__GIVEN REQUEST__.
Look through the data below and count each line where the word "директора" appears. Reply with the count alone.

● ● ●

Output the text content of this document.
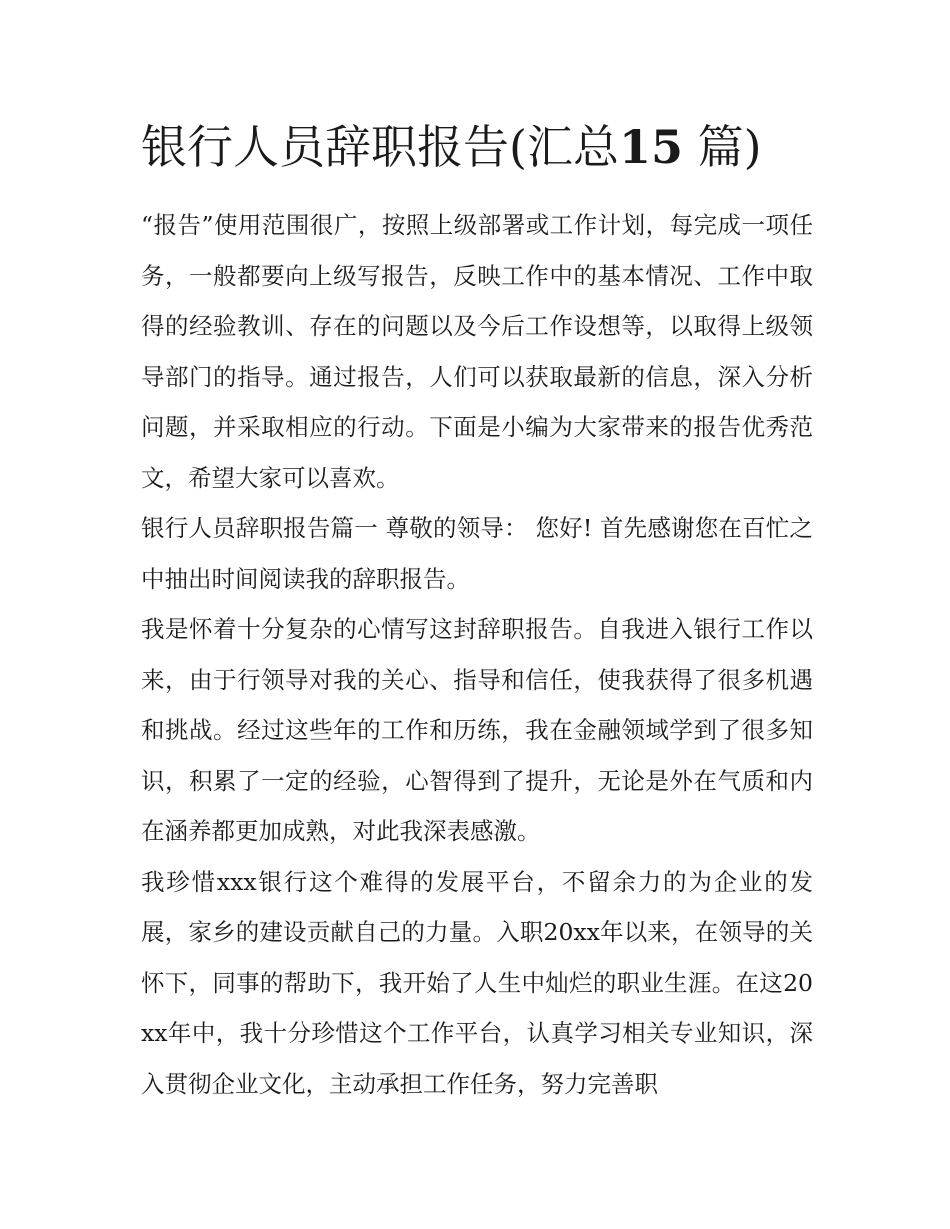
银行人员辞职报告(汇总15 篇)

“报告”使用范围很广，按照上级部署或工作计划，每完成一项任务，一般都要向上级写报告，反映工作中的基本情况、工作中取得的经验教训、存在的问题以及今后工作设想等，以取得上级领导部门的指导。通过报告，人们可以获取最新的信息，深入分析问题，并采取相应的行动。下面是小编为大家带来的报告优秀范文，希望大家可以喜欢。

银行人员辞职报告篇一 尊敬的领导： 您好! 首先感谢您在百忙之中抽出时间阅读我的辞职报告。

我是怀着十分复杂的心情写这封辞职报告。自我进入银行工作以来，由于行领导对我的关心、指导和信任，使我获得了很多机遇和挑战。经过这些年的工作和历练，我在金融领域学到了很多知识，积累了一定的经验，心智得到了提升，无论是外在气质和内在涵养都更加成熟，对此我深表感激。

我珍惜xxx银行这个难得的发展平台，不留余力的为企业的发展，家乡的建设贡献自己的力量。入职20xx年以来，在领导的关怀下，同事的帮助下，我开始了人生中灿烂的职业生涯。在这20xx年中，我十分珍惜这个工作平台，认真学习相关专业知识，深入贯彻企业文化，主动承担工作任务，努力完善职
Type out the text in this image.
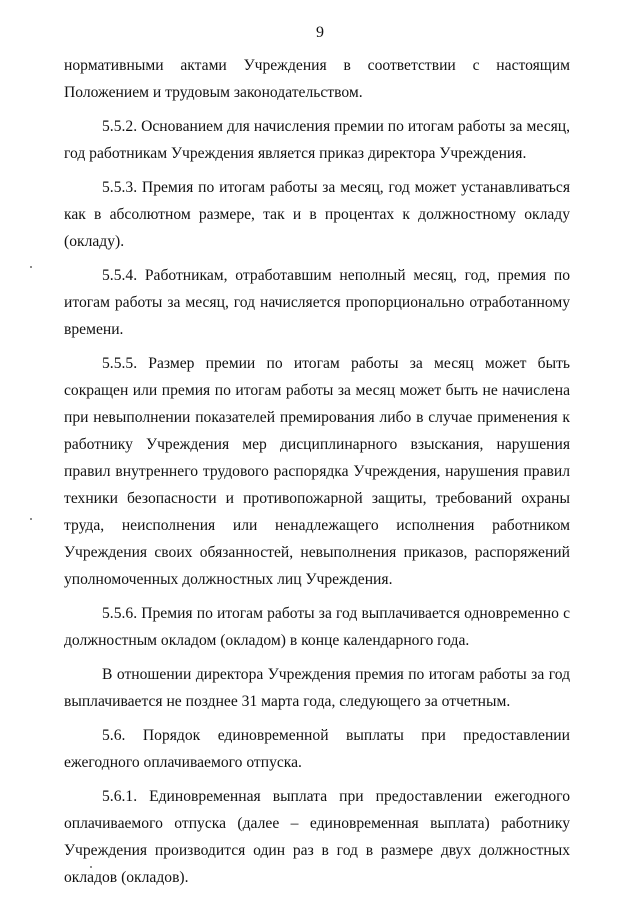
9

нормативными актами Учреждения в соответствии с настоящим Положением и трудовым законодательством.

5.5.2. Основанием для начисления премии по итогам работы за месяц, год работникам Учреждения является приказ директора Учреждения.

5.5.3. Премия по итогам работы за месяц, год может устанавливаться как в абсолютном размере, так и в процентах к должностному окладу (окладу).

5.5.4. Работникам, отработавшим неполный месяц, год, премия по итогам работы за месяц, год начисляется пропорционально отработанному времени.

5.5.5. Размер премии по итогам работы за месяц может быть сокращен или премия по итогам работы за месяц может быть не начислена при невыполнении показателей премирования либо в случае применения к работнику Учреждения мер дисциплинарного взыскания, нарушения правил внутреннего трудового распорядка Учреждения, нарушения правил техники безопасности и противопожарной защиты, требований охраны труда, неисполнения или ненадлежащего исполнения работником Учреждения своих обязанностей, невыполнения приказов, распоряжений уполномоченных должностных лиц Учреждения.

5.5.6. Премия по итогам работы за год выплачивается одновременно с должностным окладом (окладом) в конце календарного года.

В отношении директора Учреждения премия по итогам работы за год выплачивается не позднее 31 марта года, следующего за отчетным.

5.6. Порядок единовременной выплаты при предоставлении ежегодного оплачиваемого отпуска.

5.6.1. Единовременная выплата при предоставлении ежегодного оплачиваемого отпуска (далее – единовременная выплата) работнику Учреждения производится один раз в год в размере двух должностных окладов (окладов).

● ● ●

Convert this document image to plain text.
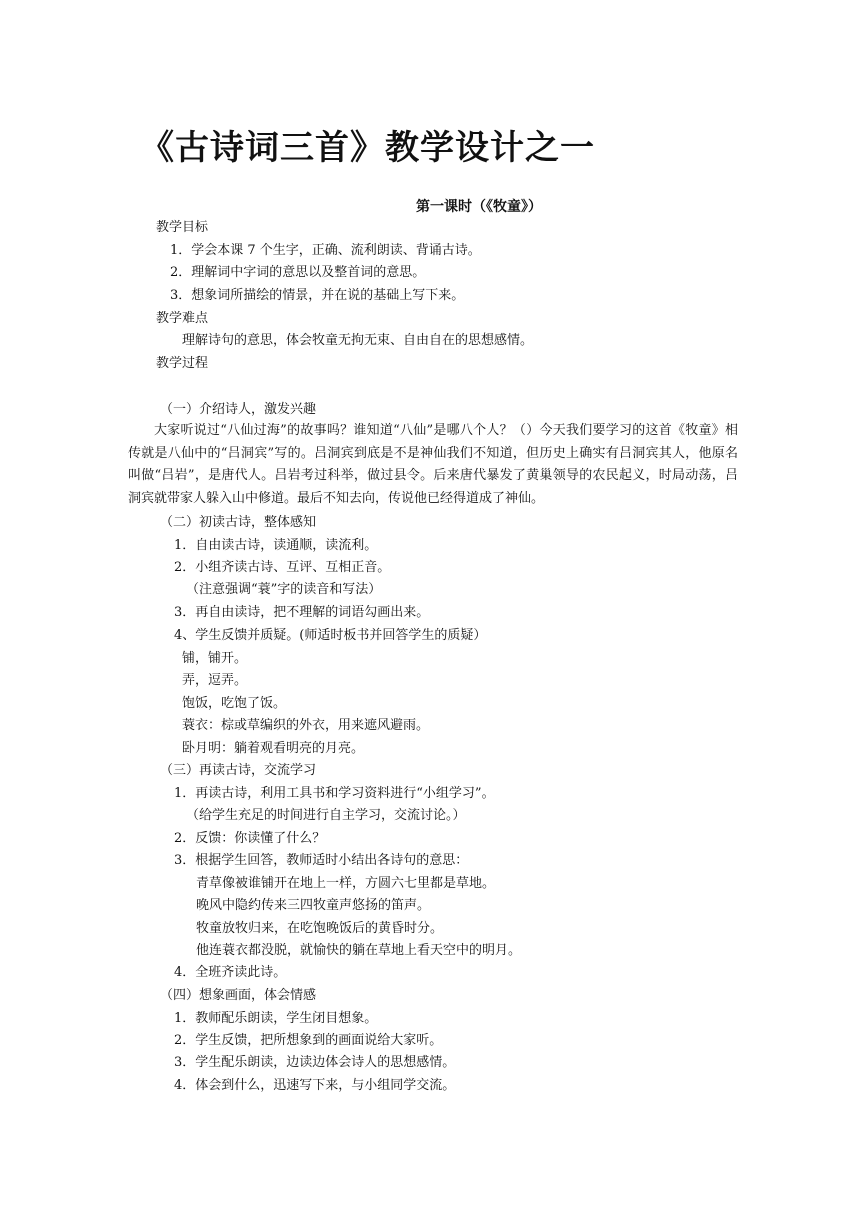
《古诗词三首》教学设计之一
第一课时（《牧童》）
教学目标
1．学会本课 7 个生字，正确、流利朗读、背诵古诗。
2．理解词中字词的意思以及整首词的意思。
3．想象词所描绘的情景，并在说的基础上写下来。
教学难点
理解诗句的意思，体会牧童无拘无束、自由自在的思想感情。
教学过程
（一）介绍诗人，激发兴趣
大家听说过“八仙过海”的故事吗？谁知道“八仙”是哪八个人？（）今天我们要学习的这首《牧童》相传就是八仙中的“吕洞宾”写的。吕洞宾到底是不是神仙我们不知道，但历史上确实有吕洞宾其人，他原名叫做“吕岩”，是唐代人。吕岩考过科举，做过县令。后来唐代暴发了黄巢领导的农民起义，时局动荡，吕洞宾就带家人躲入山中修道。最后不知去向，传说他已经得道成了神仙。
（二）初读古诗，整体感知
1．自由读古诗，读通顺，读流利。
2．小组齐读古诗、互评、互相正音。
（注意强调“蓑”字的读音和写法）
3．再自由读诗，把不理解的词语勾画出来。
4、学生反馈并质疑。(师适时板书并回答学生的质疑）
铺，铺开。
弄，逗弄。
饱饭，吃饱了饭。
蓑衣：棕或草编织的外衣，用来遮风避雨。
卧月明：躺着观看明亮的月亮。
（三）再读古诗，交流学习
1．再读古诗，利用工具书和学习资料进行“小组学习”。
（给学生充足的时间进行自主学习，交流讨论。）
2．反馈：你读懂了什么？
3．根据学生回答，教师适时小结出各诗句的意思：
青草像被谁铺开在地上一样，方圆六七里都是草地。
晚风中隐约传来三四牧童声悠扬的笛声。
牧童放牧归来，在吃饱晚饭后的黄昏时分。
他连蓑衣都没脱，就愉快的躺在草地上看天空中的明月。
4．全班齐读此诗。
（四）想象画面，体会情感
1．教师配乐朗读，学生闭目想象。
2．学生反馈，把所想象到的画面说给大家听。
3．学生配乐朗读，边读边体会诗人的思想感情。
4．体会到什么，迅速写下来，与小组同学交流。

● ● ●

__RESULT OF THE EXERCISE__.
2